Furukawa disse, ainda, que sabia da existência do PCC antes de
assumir a secretaria, em novembro de 99.
Leia, abaixo, trechos da entrevista concedida, ontem, antes de o
secretário se reunir com representantes do sindicato dos agentes penitenciários, que ameaçavam entrar em greve.
Folha - Quando o senhor assumiu
a secretaria, imaginava encontrar
tantos problemas?
Nagashi Furukawa - Falei no
meu discurso de posse: "Assumo
com plena consciência do desafio
dramático que teremos pela frente". Então, eu tinha plena consciência de que eu não vim aqui
para um passeio.
Folha - Depois de tantos problemas, da megarrebelião, já pensou
alguma vez em deixar o cargo?
Furukawa - Não... Não...
Folha - Nem a pedido da família?
Furukawa - Não. Eles não me pediram isso.
Folha - Entre (Mário) Covas e (Geraldo) Alckmin existe diferença?
Porque parece que Alckmin está interferindo mais na secretaria.
Furukawa - Não... Não... Não...
Os dois sempre tiveram a maior
preocupação. É claro que o contato do Alckmin, agora, está sendo
mais constante do que antes porque ocorreram maiores problemas e é algo natural.
Folha - Os agentes penitenciários
afirmam que, quando entram em
uma unidade, eles são revistados.
Os advogados não são, e suspeita-se que eles possam estar levando
coisas para dentro das unidades, já
que nem todas possuem detector
de metais. Alguma medida está
sendo tomada?
Furukawa - A revista dos advogados a lei não permite.
Folha - Mas o senhor acredita que
isso possa estar ocorrendo?
Furukawa - Não vou dizer isso.
Não sei. Agora, detector de metal
vai ter em todas as penitenciárias.
Folha - Hoje há condições de a secretaria assumir as cadeias públicas, ou esse plano foi suspensa
após a megarrebelião ?

• [INSTRUÇÃO]: Transcreva da entrevista com Nagashi Furukawa o trecho que vai de "Os dois sempre" até "possa estar ocorrendo?", sem alterar nenhuma palavra.

• [INFORMAÇÕES FORNECIDAS]:

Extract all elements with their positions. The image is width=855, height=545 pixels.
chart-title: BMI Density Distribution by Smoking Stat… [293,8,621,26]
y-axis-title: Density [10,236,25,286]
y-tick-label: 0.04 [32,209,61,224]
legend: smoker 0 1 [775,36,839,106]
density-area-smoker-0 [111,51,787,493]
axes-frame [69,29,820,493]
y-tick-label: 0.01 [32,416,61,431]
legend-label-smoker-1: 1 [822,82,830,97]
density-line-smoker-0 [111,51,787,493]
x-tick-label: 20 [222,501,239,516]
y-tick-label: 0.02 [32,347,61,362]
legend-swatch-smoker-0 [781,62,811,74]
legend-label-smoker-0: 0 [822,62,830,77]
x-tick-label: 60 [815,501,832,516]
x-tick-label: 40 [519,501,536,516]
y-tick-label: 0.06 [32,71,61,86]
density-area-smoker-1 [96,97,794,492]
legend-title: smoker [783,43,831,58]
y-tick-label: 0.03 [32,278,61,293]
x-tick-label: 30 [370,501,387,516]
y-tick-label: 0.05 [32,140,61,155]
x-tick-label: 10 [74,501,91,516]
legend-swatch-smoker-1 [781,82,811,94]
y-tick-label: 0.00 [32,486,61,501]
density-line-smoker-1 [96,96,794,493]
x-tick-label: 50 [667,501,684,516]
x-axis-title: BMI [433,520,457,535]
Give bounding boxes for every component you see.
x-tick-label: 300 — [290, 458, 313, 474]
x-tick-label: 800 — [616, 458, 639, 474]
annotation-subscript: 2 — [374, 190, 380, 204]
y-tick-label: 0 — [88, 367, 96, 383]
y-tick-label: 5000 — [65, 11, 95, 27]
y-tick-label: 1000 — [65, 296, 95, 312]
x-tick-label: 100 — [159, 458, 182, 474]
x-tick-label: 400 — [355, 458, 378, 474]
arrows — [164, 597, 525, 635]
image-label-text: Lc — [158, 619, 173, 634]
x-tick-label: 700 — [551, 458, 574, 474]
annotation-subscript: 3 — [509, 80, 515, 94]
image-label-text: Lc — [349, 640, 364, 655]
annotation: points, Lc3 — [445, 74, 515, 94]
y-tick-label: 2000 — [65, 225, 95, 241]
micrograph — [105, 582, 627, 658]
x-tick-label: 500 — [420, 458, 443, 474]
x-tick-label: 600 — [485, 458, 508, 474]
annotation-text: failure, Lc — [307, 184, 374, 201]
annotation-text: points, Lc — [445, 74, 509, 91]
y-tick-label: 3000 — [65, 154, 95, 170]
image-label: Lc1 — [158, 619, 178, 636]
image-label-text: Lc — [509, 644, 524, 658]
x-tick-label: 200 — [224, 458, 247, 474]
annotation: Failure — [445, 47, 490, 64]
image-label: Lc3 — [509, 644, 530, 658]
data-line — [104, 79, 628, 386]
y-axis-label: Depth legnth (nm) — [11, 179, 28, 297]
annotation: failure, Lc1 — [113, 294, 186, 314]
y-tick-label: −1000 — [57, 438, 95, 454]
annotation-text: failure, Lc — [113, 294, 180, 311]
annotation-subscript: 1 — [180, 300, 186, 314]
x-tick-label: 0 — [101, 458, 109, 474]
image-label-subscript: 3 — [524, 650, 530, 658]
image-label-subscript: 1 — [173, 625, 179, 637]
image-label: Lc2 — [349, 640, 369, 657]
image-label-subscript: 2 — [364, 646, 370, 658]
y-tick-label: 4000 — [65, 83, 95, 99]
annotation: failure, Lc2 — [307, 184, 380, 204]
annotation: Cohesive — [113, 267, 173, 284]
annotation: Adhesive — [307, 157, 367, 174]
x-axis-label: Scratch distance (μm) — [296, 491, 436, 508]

• [RESPOSTA À TAREFA]:
Os dois sempre tiveram a maior
preocupação. É claro que o contato do Alckmin, agora, está sendo
mais constante do que antes porque ocorreram maiores problemas e é algo natural.
Folha - Os agentes penitenciários
afirmam que, quando entram em
uma unidade, eles são revistados.
Os advogados não são, e suspeita-se que eles possam estar levando
coisas para dentro das unidades, já
que nem todas possuem detector
de metais. Alguma medida está
sendo tomada?
Furukawa - A revista dos advogados a lei não permite.
Folha - Mas o senhor acredita que
isso possa estar ocorrendo?